(Dataset items)
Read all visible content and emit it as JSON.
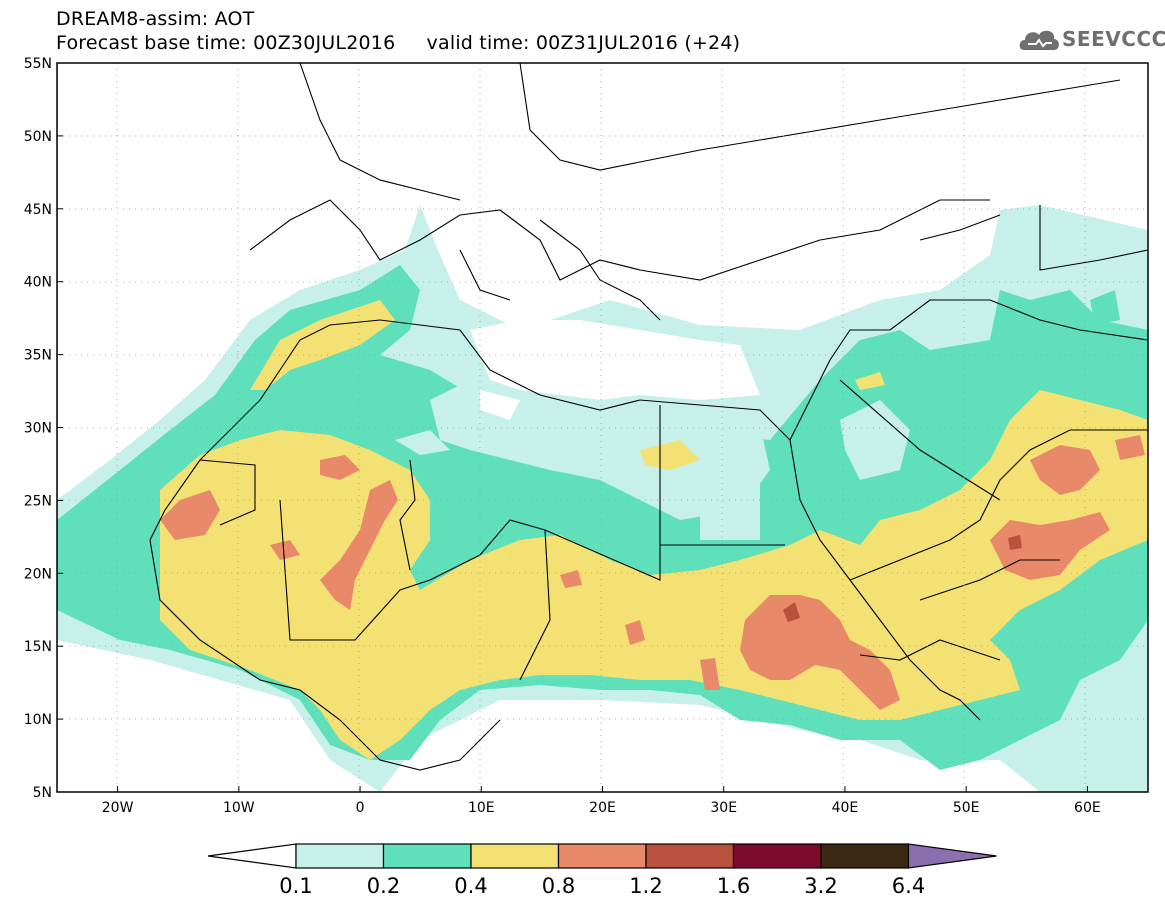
{
  "header": {
    "title_line1": "DREAM8-assim: AOT",
    "title_line2": "Forecast base time: 00Z30JUL2016     valid time: 00Z31JUL2016 (+24)",
    "logo_text": "SEEVCCC"
  },
  "map": {
    "lon_range": [
      -25,
      65
    ],
    "lat_range": [
      5,
      55
    ],
    "lon_ticks": [
      "20W",
      "10W",
      "0",
      "10E",
      "20E",
      "30E",
      "40E",
      "50E",
      "60E"
    ],
    "lat_ticks": [
      "5N",
      "10N",
      "15N",
      "20N",
      "25N",
      "30N",
      "35N",
      "40N",
      "45N",
      "50N",
      "55N"
    ],
    "gridlines": true
  },
  "colorbar": {
    "labels": [
      "0.1",
      "0.2",
      "0.4",
      "0.8",
      "1.2",
      "1.6",
      "3.2",
      "6.4"
    ],
    "colors": [
      "#c7f0ea",
      "#5fe0bb",
      "#f4e173",
      "#e8896a",
      "#b8523d",
      "#7c0c2d",
      "#3c2813",
      "#8c6fae"
    ]
  }
}
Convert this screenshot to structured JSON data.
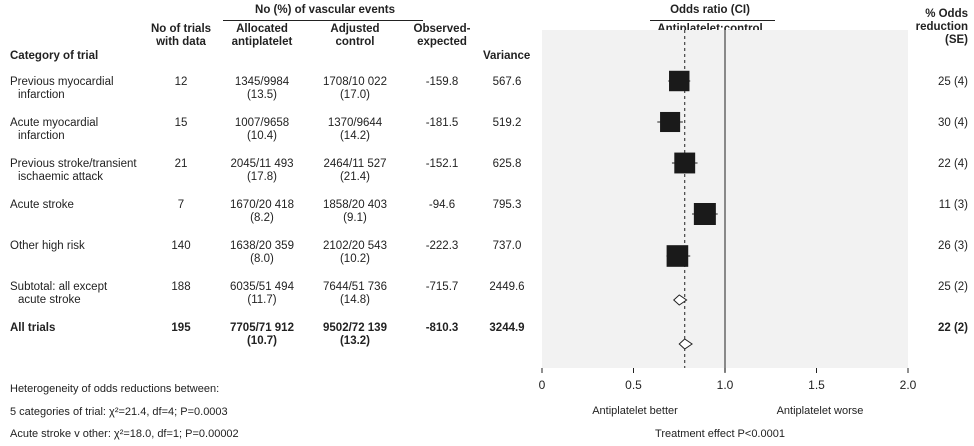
{
  "headers": {
    "events_group": "No (%) of vascular events",
    "category": "Category of trial",
    "n_trials": "No of trials with data",
    "allocated": "Allocated antiplatelet",
    "adjusted": "Adjusted control",
    "oe": "Observed-expected",
    "variance": "Variance",
    "odds_ratio": "Odds ratio (CI)",
    "comparison": "Antiplatelet:control",
    "pct_reduction": "% Odds reduction (SE)"
  },
  "rows": [
    {
      "label_1": "Previous myocardial",
      "label_2": "infarction",
      "n": "12",
      "alloc_1": "1345/9984",
      "alloc_2": "(13.5)",
      "adj_1": "1708/10 022",
      "adj_2": "(17.0)",
      "oe": "-159.8",
      "var": "567.6",
      "reduction": "25 (4)"
    },
    {
      "label_1": "Acute myocardial",
      "label_2": "infarction",
      "n": "15",
      "alloc_1": "1007/9658",
      "alloc_2": "(10.4)",
      "adj_1": "1370/9644",
      "adj_2": "(14.2)",
      "oe": "-181.5",
      "var": "519.2",
      "reduction": "30 (4)"
    },
    {
      "label_1": "Previous stroke/transient",
      "label_2": "ischaemic attack",
      "n": "21",
      "alloc_1": "2045/11 493",
      "alloc_2": "(17.8)",
      "adj_1": "2464/11 527",
      "adj_2": "(21.4)",
      "oe": "-152.1",
      "var": "625.8",
      "reduction": "22 (4)"
    },
    {
      "label_1": "Acute stroke",
      "label_2": "",
      "n": "7",
      "alloc_1": "1670/20 418",
      "alloc_2": "(8.2)",
      "adj_1": "1858/20 403",
      "adj_2": "(9.1)",
      "oe": "-94.6",
      "var": "795.3",
      "reduction": "11 (3)"
    },
    {
      "label_1": "Other high risk",
      "label_2": "",
      "n": "140",
      "alloc_1": "1638/20 359",
      "alloc_2": "(8.0)",
      "adj_1": "2102/20 543",
      "adj_2": "(10.2)",
      "oe": "-222.3",
      "var": "737.0",
      "reduction": "26 (3)"
    },
    {
      "label_1": "Subtotal: all except",
      "label_2": "acute stroke",
      "n": "188",
      "alloc_1": "6035/51 494",
      "alloc_2": "(11.7)",
      "adj_1": "7644/51 736",
      "adj_2": "(14.8)",
      "oe": "-715.7",
      "var": "2449.6",
      "reduction": "25 (2)"
    },
    {
      "label_1": "All trials",
      "label_2": "",
      "n": "195",
      "alloc_1": "7705/71 912",
      "alloc_2": "(10.7)",
      "adj_1": "9502/72 139",
      "adj_2": "(13.2)",
      "oe": "-810.3",
      "var": "3244.9",
      "reduction": "22 (2)"
    }
  ],
  "footnotes": {
    "line1": "Heterogeneity of odds reductions between:",
    "line2": "5 categories of trial: χ²=21.4, df=4; P=0.0003",
    "line3": "Acute stroke v other: χ²=18.0, df=1; P=0.00002"
  },
  "axis": {
    "better": "Antiplatelet better",
    "worse": "Antiplatelet worse",
    "effect": "Treatment effect P<0.0001"
  },
  "colors": {
    "panel": "#f2f2f2",
    "marker": "#1a1a1a",
    "line": "#444444"
  },
  "chart_data": {
    "type": "forest",
    "xlim": [
      0,
      2.0
    ],
    "xticks": [
      0,
      0.5,
      1.0,
      1.5,
      2.0
    ],
    "xtick_labels": [
      "0",
      "0.5",
      "1.0",
      "1.5",
      "2.0"
    ],
    "null_line": 1.0,
    "overall_line": 0.78,
    "categories": [
      "Previous myocardial infarction",
      "Acute myocardial infarction",
      "Previous stroke/transient ischaemic attack",
      "Acute stroke",
      "Other high risk",
      "Subtotal: all except acute stroke",
      "All trials"
    ],
    "estimates": [
      {
        "or": 0.75,
        "lo": 0.69,
        "hi": 0.81,
        "shape": "square",
        "weight": 567.6
      },
      {
        "or": 0.7,
        "lo": 0.63,
        "hi": 0.77,
        "shape": "square",
        "weight": 519.2
      },
      {
        "or": 0.78,
        "lo": 0.71,
        "hi": 0.85,
        "shape": "square",
        "weight": 625.8
      },
      {
        "or": 0.89,
        "lo": 0.82,
        "hi": 0.96,
        "shape": "square",
        "weight": 795.3
      },
      {
        "or": 0.74,
        "lo": 0.68,
        "hi": 0.81,
        "shape": "square",
        "weight": 737.0
      },
      {
        "or": 0.75,
        "lo": 0.72,
        "hi": 0.79,
        "shape": "diamond"
      },
      {
        "or": 0.78,
        "lo": 0.75,
        "hi": 0.82,
        "shape": "diamond"
      }
    ]
  }
}
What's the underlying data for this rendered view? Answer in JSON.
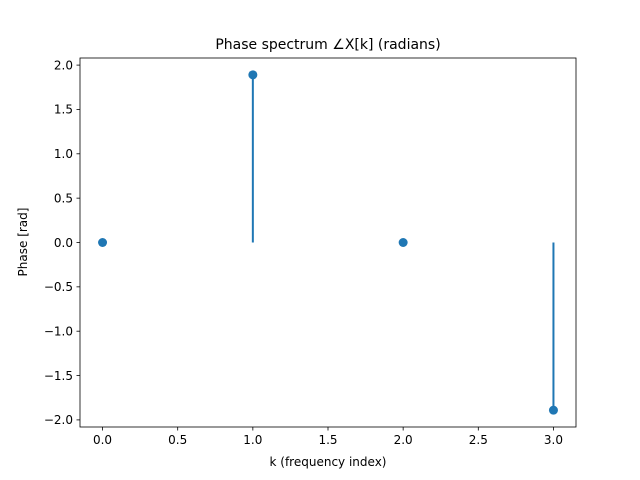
{
  "chart_data": {
    "type": "stem",
    "title": "Phase spectrum ∠X[k] (radians)",
    "xlabel": "k (frequency index)",
    "ylabel": "Phase [rad]",
    "x": [
      0,
      1,
      2,
      3
    ],
    "y": [
      0.0,
      1.89,
      0.0,
      -1.89
    ],
    "xlim": [
      -0.15,
      3.15
    ],
    "ylim": [
      -2.08,
      2.08
    ],
    "xticks": [
      0.0,
      0.5,
      1.0,
      1.5,
      2.0,
      2.5,
      3.0
    ],
    "xtick_labels": [
      "0.0",
      "0.5",
      "1.0",
      "1.5",
      "2.0",
      "2.5",
      "3.0"
    ],
    "yticks": [
      -2.0,
      -1.5,
      -1.0,
      -0.5,
      0.0,
      0.5,
      1.0,
      1.5,
      2.0
    ],
    "ytick_labels": [
      "−2.0",
      "−1.5",
      "−1.0",
      "−0.5",
      "0.0",
      "0.5",
      "1.0",
      "1.5",
      "2.0"
    ],
    "grid": false,
    "baseline": 0,
    "color": "#1f77b4"
  }
}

Do this => Set the pictures aside and transcribe the data above exactly.

Result of the task =>
Read all visible content and emit it as JSON.
{
  "header": {
    "title_line1": "DREAM8-assim: AOT",
    "title_line2": "Forecast base time: 00Z30JUL2016     valid time: 00Z31JUL2016 (+24)",
    "logo_text": "SEEVCCC"
  },
  "map": {
    "lon_range": [
      -25,
      65
    ],
    "lat_range": [
      5,
      55
    ],
    "lon_ticks": [
      "20W",
      "10W",
      "0",
      "10E",
      "20E",
      "30E",
      "40E",
      "50E",
      "60E"
    ],
    "lat_ticks": [
      "5N",
      "10N",
      "15N",
      "20N",
      "25N",
      "30N",
      "35N",
      "40N",
      "45N",
      "50N",
      "55N"
    ],
    "gridlines": true
  },
  "colorbar": {
    "labels": [
      "0.1",
      "0.2",
      "0.4",
      "0.8",
      "1.2",
      "1.6",
      "3.2",
      "6.4"
    ],
    "colors": [
      "#c7f0ea",
      "#5fe0bb",
      "#f4e173",
      "#e8896a",
      "#b8523d",
      "#7c0c2d",
      "#3c2813",
      "#8c6fae"
    ]
  }
}
Convert this screenshot to structured JSON data.
{
  "headers": {
    "events_group": "No (%) of vascular events",
    "category": "Category of trial",
    "n_trials": "No of trials with data",
    "allocated": "Allocated antiplatelet",
    "adjusted": "Adjusted control",
    "oe": "Observed-expected",
    "variance": "Variance",
    "odds_ratio": "Odds ratio (CI)",
    "comparison": "Antiplatelet:control",
    "pct_reduction": "% Odds reduction (SE)"
  },
  "rows": [
    {
      "label_1": "Previous myocardial",
      "label_2": "infarction",
      "n": "12",
      "alloc_1": "1345/9984",
      "alloc_2": "(13.5)",
      "adj_1": "1708/10 022",
      "adj_2": "(17.0)",
      "oe": "-159.8",
      "var": "567.6",
      "reduction": "25 (4)"
    },
    {
      "label_1": "Acute myocardial",
      "label_2": "infarction",
      "n": "15",
      "alloc_1": "1007/9658",
      "alloc_2": "(10.4)",
      "adj_1": "1370/9644",
      "adj_2": "(14.2)",
      "oe": "-181.5",
      "var": "519.2",
      "reduction": "30 (4)"
    },
    {
      "label_1": "Previous stroke/transient",
      "label_2": "ischaemic attack",
      "n": "21",
      "alloc_1": "2045/11 493",
      "alloc_2": "(17.8)",
      "adj_1": "2464/11 527",
      "adj_2": "(21.4)",
      "oe": "-152.1",
      "var": "625.8",
      "reduction": "22 (4)"
    },
    {
      "label_1": "Acute stroke",
      "label_2": "",
      "n": "7",
      "alloc_1": "1670/20 418",
      "alloc_2": "(8.2)",
      "adj_1": "1858/20 403",
      "adj_2": "(9.1)",
      "oe": "-94.6",
      "var": "795.3",
      "reduction": "11 (3)"
    },
    {
      "label_1": "Other high risk",
      "label_2": "",
      "n": "140",
      "alloc_1": "1638/20 359",
      "alloc_2": "(8.0)",
      "adj_1": "2102/20 543",
      "adj_2": "(10.2)",
      "oe": "-222.3",
      "var": "737.0",
      "reduction": "26 (3)"
    },
    {
      "label_1": "Subtotal: all except",
      "label_2": "acute stroke",
      "n": "188",
      "alloc_1": "6035/51 494",
      "alloc_2": "(11.7)",
      "adj_1": "7644/51 736",
      "adj_2": "(14.8)",
      "oe": "-715.7",
      "var": "2449.6",
      "reduction": "25 (2)"
    },
    {
      "label_1": "All trials",
      "label_2": "",
      "n": "195",
      "alloc_1": "7705/71 912",
      "alloc_2": "(10.7)",
      "adj_1": "9502/72 139",
      "adj_2": "(13.2)",
      "oe": "-810.3",
      "var": "3244.9",
      "reduction": "22 (2)"
    }
  ],
  "footnotes": {
    "line1": "Heterogeneity of odds reductions between:",
    "line2": "5 categories of trial: χ²=21.4, df=4; P=0.0003",
    "line3": "Acute stroke v other: χ²=18.0, df=1; P=0.00002"
  },
  "axis": {
    "better": "Antiplatelet better",
    "worse": "Antiplatelet worse",
    "effect": "Treatment effect P<0.0001"
  },
  "colors": {
    "panel": "#f2f2f2",
    "marker": "#1a1a1a",
    "line": "#444444"
  },
  "chart_data": {
    "type": "forest",
    "xlim": [
      0,
      2.0
    ],
    "xticks": [
      0,
      0.5,
      1.0,
      1.5,
      2.0
    ],
    "xtick_labels": [
      "0",
      "0.5",
      "1.0",
      "1.5",
      "2.0"
    ],
    "null_line": 1.0,
    "overall_line": 0.78,
    "categories": [
      "Previous myocardial infarction",
      "Acute myocardial infarction",
      "Previous stroke/transient ischaemic attack",
      "Acute stroke",
      "Other high risk",
      "Subtotal: all except acute stroke",
      "All trials"
    ],
    "estimates": [
      {
        "or": 0.75,
        "lo": 0.69,
        "hi": 0.81,
        "shape": "square",
        "weight": 567.6
      },
      {
        "or": 0.7,
        "lo": 0.63,
        "hi": 0.77,
        "shape": "square",
        "weight": 519.2
      },
      {
        "or": 0.78,
        "lo": 0.71,
        "hi": 0.85,
        "shape": "square",
        "weight": 625.8
      },
      {
        "or": 0.89,
        "lo": 0.82,
        "hi": 0.96,
        "shape": "square",
        "weight": 795.3
      },
      {
        "or": 0.74,
        "lo": 0.68,
        "hi": 0.81,
        "shape": "square",
        "weight": 737.0
      },
      {
        "or": 0.75,
        "lo": 0.72,
        "hi": 0.79,
        "shape": "diamond"
      },
      {
        "or": 0.78,
        "lo": 0.75,
        "hi": 0.82,
        "shape": "diamond"
      }
    ]
  }
}
What's the underlying data for this rendered view? Answer in JSON.
{
  "chart_data": {
    "type": "stem",
    "title": "Phase spectrum ∠X[k] (radians)",
    "xlabel": "k (frequency index)",
    "ylabel": "Phase [rad]",
    "x": [
      0,
      1,
      2,
      3
    ],
    "y": [
      0.0,
      1.89,
      0.0,
      -1.89
    ],
    "xlim": [
      -0.15,
      3.15
    ],
    "ylim": [
      -2.08,
      2.08
    ],
    "xticks": [
      0.0,
      0.5,
      1.0,
      1.5,
      2.0,
      2.5,
      3.0
    ],
    "xtick_labels": [
      "0.0",
      "0.5",
      "1.0",
      "1.5",
      "2.0",
      "2.5",
      "3.0"
    ],
    "yticks": [
      -2.0,
      -1.5,
      -1.0,
      -0.5,
      0.0,
      0.5,
      1.0,
      1.5,
      2.0
    ],
    "ytick_labels": [
      "−2.0",
      "−1.5",
      "−1.0",
      "−0.5",
      "0.0",
      "0.5",
      "1.0",
      "1.5",
      "2.0"
    ],
    "grid": false,
    "baseline": 0,
    "color": "#1f77b4"
  }
}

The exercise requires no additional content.